### [DATA ENTRIES]
● ● ● ●

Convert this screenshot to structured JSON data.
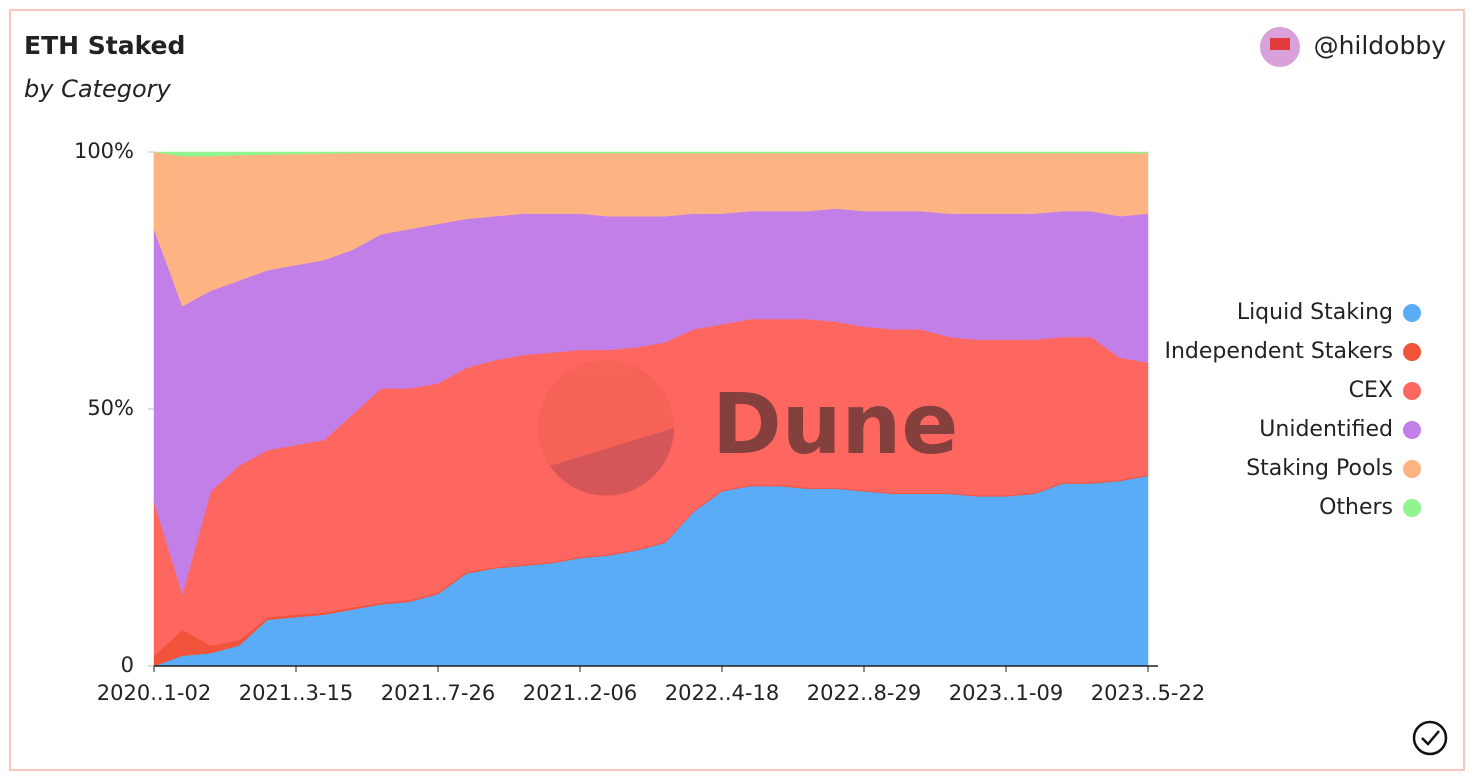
{
  "chart_data": {
    "type": "stacked-area",
    "title": "ETH Staked",
    "subtitle": "by Category",
    "categories": [
      "2020..1-02",
      null,
      null,
      null,
      null,
      "2021..3-15",
      null,
      null,
      null,
      null,
      "2021..7-26",
      null,
      null,
      null,
      null,
      "2021..2-06",
      null,
      null,
      null,
      null,
      "2022..4-18",
      null,
      null,
      null,
      null,
      "2022..8-29",
      null,
      null,
      null,
      null,
      "2023..1-09",
      null,
      null,
      null,
      null,
      "2023..5-22"
    ],
    "ylim": [
      0,
      100
    ],
    "yticks": [
      {
        "value": 0,
        "label": "0"
      },
      {
        "value": 50,
        "label": "50%"
      },
      {
        "value": 100,
        "label": "100%"
      }
    ],
    "legend": "right",
    "series": [
      {
        "name": "Liquid Staking",
        "color": "#59acf5",
        "values": [
          0,
          2,
          2.5,
          4,
          9,
          9.5,
          10,
          11,
          12,
          12.5,
          14,
          18,
          19,
          19.5,
          20,
          21,
          21.5,
          22.5,
          24,
          30,
          34,
          35,
          35,
          34.5,
          34.5,
          34,
          33.5,
          33.5,
          33.5,
          33,
          33,
          33.5,
          35.5,
          35.5,
          36,
          37
        ]
      },
      {
        "name": "Independent Stakers",
        "color": "#f2533b",
        "values": [
          2,
          5,
          1.5,
          1,
          0.5,
          0.5,
          0.4,
          0.4,
          0.3,
          0.3,
          0.3,
          0.3,
          0.2,
          0.2,
          0.2,
          0.2,
          0.2,
          0.2,
          0.2,
          0.2,
          0.2,
          0.2,
          0.2,
          0.2,
          0.2,
          0.2,
          0.2,
          0.2,
          0.2,
          0.2,
          0.2,
          0.2,
          0.2,
          0.2,
          0.2,
          0.2
        ]
      },
      {
        "name": "CEX",
        "color": "#fe6660",
        "values": [
          30,
          7,
          30,
          34,
          32.5,
          33,
          33.6,
          37.6,
          41.7,
          41.2,
          40.7,
          39.7,
          40.3,
          40.8,
          40.8,
          40.3,
          39.8,
          39.3,
          38.8,
          35.3,
          32.3,
          32.3,
          32.3,
          32.8,
          32.3,
          31.8,
          31.8,
          31.8,
          30.3,
          30.3,
          30.3,
          29.8,
          28.3,
          28.3,
          23.8,
          21.8
        ]
      },
      {
        "name": "Unidentified",
        "color": "#c37fe8",
        "values": [
          53,
          56,
          39,
          36,
          35,
          35,
          35,
          32,
          30,
          31,
          31,
          29,
          28,
          27.5,
          27,
          26.5,
          26,
          25.5,
          24.5,
          22.5,
          21.5,
          21,
          21,
          21,
          22,
          22.5,
          23,
          23,
          24,
          24.5,
          24.5,
          24.5,
          24.5,
          24.5,
          27.5,
          29
        ]
      },
      {
        "name": "Staking Pools",
        "color": "#feb482",
        "values": [
          15,
          29.2,
          26.2,
          24.4,
          22.5,
          21.6,
          20.7,
          18.8,
          15.8,
          14.8,
          13.8,
          12.8,
          12.3,
          11.8,
          11.8,
          11.8,
          12.3,
          12.3,
          12.3,
          11.8,
          11.8,
          11.3,
          11.3,
          11.3,
          10.8,
          11.3,
          11.3,
          11.3,
          11.8,
          11.8,
          11.8,
          11.8,
          11.3,
          11.3,
          12.3,
          11.8
        ]
      },
      {
        "name": "Others",
        "color": "#8ff58f",
        "values": [
          0,
          0.8,
          0.8,
          0.6,
          0.5,
          0.4,
          0.3,
          0.2,
          0.2,
          0.2,
          0.2,
          0.2,
          0.2,
          0.2,
          0.2,
          0.2,
          0.2,
          0.2,
          0.2,
          0.2,
          0.2,
          0.2,
          0.2,
          0.2,
          0.2,
          0.2,
          0.2,
          0.2,
          0.2,
          0.2,
          0.2,
          0.2,
          0.2,
          0.2,
          0.2,
          0.2
        ]
      }
    ]
  },
  "author": "@hildobby",
  "watermark": "Dune"
}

● ● ● ●

### [WHAT YOU HAVE TO DO]
In the entries above, find each line with the word "Staking" and copy it.

### [REPLY TO THE EXERCISE]
        "name": "Liquid Staking",
        "name": "Staking Pools",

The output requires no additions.